Give the lines of the data starting with the line containing "volume-muted-icon[interactable]: 🔈 —" and going on through the line containing "collections-icon[interactable] — [782, 60, 810, 88]" as a Markdown table with the columns Row and Line, leaving out any blank lines.

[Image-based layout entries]
::::

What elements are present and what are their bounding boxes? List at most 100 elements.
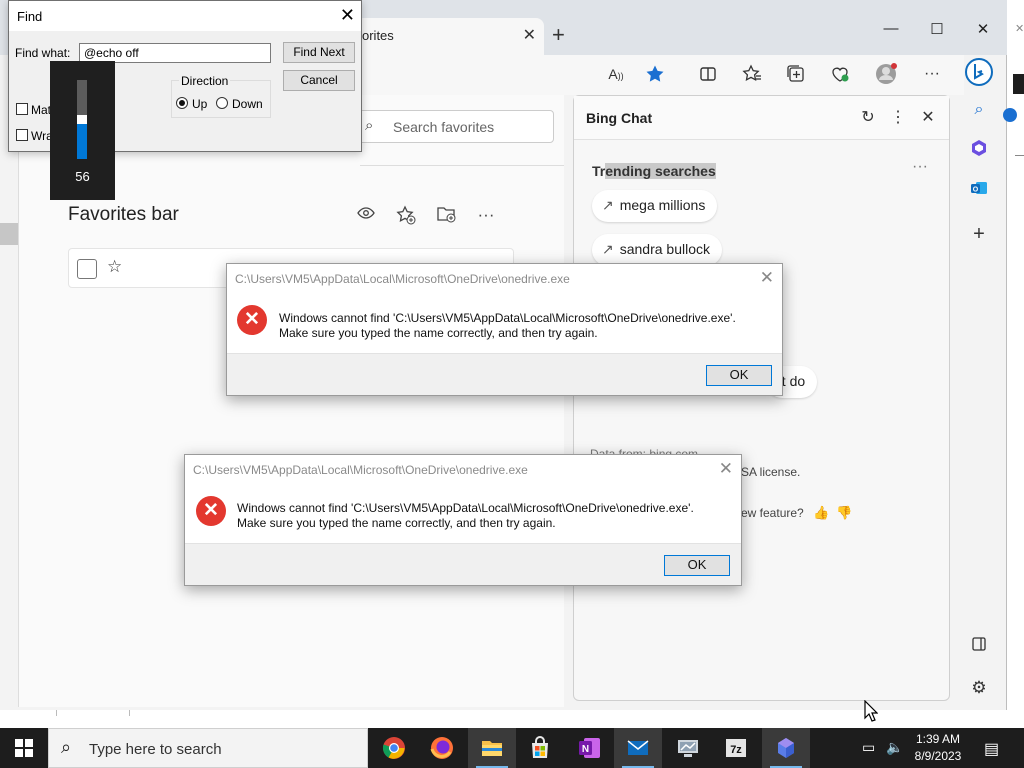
volume-muted-icon[interactable]: 🔈 — [886, 739, 903, 756]
more-vertical-icon[interactable]: ⋮ — [887, 107, 909, 127]
mail-icon[interactable] — [614, 728, 662, 768]
dialog-footer — [227, 353, 782, 395]
clock[interactable]: 1:39 AM 8/9/2023 — [905, 731, 971, 765]
network-tray-icon[interactable]: ▭ — [862, 739, 875, 756]
match-case-checkbox[interactable] — [16, 103, 28, 115]
add-folder-icon[interactable] — [434, 205, 458, 228]
collections-icon[interactable] — [782, 60, 810, 88]
new-tab-button[interactable]: + — [552, 22, 565, 48]
error-icon: ✕ — [196, 496, 226, 526]
thumbs-up-icon[interactable]: 👍 — [813, 505, 829, 521]
error-message-line2: Make sure you typed the name correctly, … — [279, 326, 598, 340]
up-label: Up — [192, 97, 208, 111]
find-what-input[interactable] — [79, 43, 271, 63]
add-favorite-icon[interactable] — [394, 205, 418, 230]
ok-button[interactable]: OK — [706, 365, 772, 386]
trending-arrow-icon: ↗ — [602, 197, 614, 213]
close-window-button[interactable]: ✕ — [960, 20, 1006, 38]
error-dialog: C:\Users\VM5\AppData\Local\Microsoft\One… — [226, 263, 783, 396]
bing-chat-pane — [573, 95, 950, 701]
wrap-around-checkbox[interactable] — [16, 129, 28, 141]
close-pane-icon[interactable]: ✕ — [917, 107, 939, 127]
cancel-button[interactable]: Cancel — [283, 70, 355, 91]
search-icon: ⌕ — [365, 117, 374, 134]
ok-button[interactable]: OK — [664, 555, 730, 576]
error-message: Windows cannot find 'C:\Users\VM5\AppDat… — [237, 501, 694, 531]
down-label: Down — [232, 97, 263, 111]
trending-arrow-icon: ↗ — [602, 241, 614, 257]
favorites-star-icon: ☆ — [107, 257, 123, 276]
trending-title-highlight: ending searches — [605, 163, 716, 179]
find-what-label: Find what: — [15, 46, 71, 60]
copilot-icon[interactable] — [762, 728, 810, 768]
profile-icon[interactable] — [872, 60, 900, 88]
settings-gear-icon[interactable]: ⚙ — [967, 676, 991, 700]
feedback-question: ew feature? — [741, 506, 804, 520]
refresh-icon[interactable]: ↻ — [857, 107, 879, 127]
dialog-close-icon[interactable]: ✕ — [719, 459, 733, 479]
maximize-button[interactable]: ☐ — [914, 20, 960, 38]
background-strip — [0, 223, 18, 245]
tab-title: orites — [362, 28, 394, 43]
down-radio[interactable] — [216, 97, 228, 109]
clock-time: 1:39 AM — [915, 732, 961, 746]
search-favorites-input[interactable]: ⌕ Search favorites — [358, 110, 554, 143]
outlook-icon[interactable]: O — [967, 179, 991, 203]
network-icon[interactable] — [664, 728, 712, 768]
office-icon[interactable] — [967, 139, 991, 163]
trending-chip[interactable]: ↗ mega millions — [592, 190, 718, 222]
bing-chat-title: Bing Chat — [586, 110, 653, 126]
browser-essentials-icon[interactable] — [826, 60, 854, 88]
add-sidebar-icon[interactable]: + — [967, 222, 991, 246]
more-icon[interactable]: ··· — [918, 60, 946, 88]
taskbar: ⌕ Type here to search N 7z ▭ 🔈 1:39 AM 8… — [0, 728, 1024, 768]
background-window-frame — [56, 710, 130, 716]
clock-date: 8/9/2023 — [914, 749, 962, 763]
tab-close-icon[interactable]: ✕ — [523, 25, 536, 45]
background-icon — [1013, 74, 1024, 94]
trending-chip[interactable]: ↗ sandra bullock — [592, 234, 723, 266]
chip-label: mega millions — [619, 197, 706, 213]
onenote-icon[interactable]: N — [566, 728, 614, 768]
thumbs-down-icon[interactable]: 👎 — [836, 505, 852, 521]
taskbar-search-placeholder: Type here to search — [89, 741, 222, 758]
dialog-close-icon[interactable]: ✕ — [760, 268, 774, 288]
find-close-icon[interactable]: ✕ — [340, 5, 355, 26]
trending-searches-title: Trending searches — [590, 162, 718, 180]
favorite-star-icon[interactable] — [641, 60, 669, 88]
volume-thumb[interactable] — [77, 115, 87, 124]
search-icon: ⌕ — [61, 737, 72, 757]
search-sidebar-icon[interactable]: ⌕ — [967, 98, 991, 122]
file-explorer-icon[interactable] — [468, 728, 516, 768]
svg-text:O: O — [973, 187, 979, 194]
browser-tab[interactable]: orites ✕ — [356, 18, 544, 55]
background-icon — [1003, 108, 1017, 122]
volume-osd: 56 — [50, 61, 115, 200]
split-screen-icon[interactable] — [694, 60, 722, 88]
7zip-icon[interactable]: 7z — [712, 728, 760, 768]
license-text: SA license. — [741, 465, 801, 479]
bing-copilot-icon[interactable] — [965, 58, 993, 86]
taskbar-search-box[interactable]: ⌕ Type here to search — [48, 728, 368, 768]
more-options-icon[interactable]: ··· — [474, 205, 498, 225]
minimize-button[interactable]: — — [868, 20, 914, 37]
find-next-button[interactable]: Find Next — [283, 42, 355, 63]
notifications-icon[interactable]: ▤ — [984, 739, 999, 759]
favorites-list-icon[interactable] — [738, 60, 766, 88]
chip-label: sandra bullock — [619, 241, 711, 257]
background-line — [1015, 155, 1024, 164]
firefox-icon[interactable] — [418, 728, 466, 768]
microsoft-store-icon[interactable] — [516, 728, 564, 768]
read-aloud-icon[interactable]: A)) — [602, 60, 630, 88]
trending-more-icon[interactable]: ··· — [912, 158, 928, 176]
dialog-footer — [185, 543, 741, 585]
up-radio[interactable] — [176, 97, 188, 109]
error-icon: ✕ — [237, 305, 267, 335]
sidebar-layout-icon[interactable] — [967, 636, 991, 660]
error-message-line1: Windows cannot find 'C:\Users\VM5\AppDat… — [279, 311, 736, 325]
chrome-icon[interactable] — [370, 728, 418, 768]
start-button[interactable] — [0, 728, 48, 768]
select-checkbox[interactable] — [77, 259, 97, 279]
eye-icon[interactable] — [354, 205, 378, 225]
search-favorites-placeholder: Search favorites — [393, 119, 495, 135]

::::

=== Solution to this task ===
| Row | Line |
|---|---|
| 1 | volume-muted-icon[interactable]: 🔈 — [886, 739, 903, 756] |
| 2 | more-vertical-icon[interactable]: ⋮ — [887, 107, 909, 127] |
| 3 | mail-icon[interactable] — [614, 728, 662, 768] |
| 4 | dialog-footer — [227, 353, 782, 395] |
| 5 | clock[interactable]: 1:39 AM 8/9/2023 — [905, 731, 971, 765] |
| 6 | network-tray-icon[interactable]: ▭ — [862, 739, 875, 756] |
| 7 | match-case-checkbox[interactable] — [16, 103, 28, 115] |
| 8 | add-folder-icon[interactable] — [434, 205, 458, 228] |
| 9 | collections-icon[interactable] — [782, 60, 810, 88] |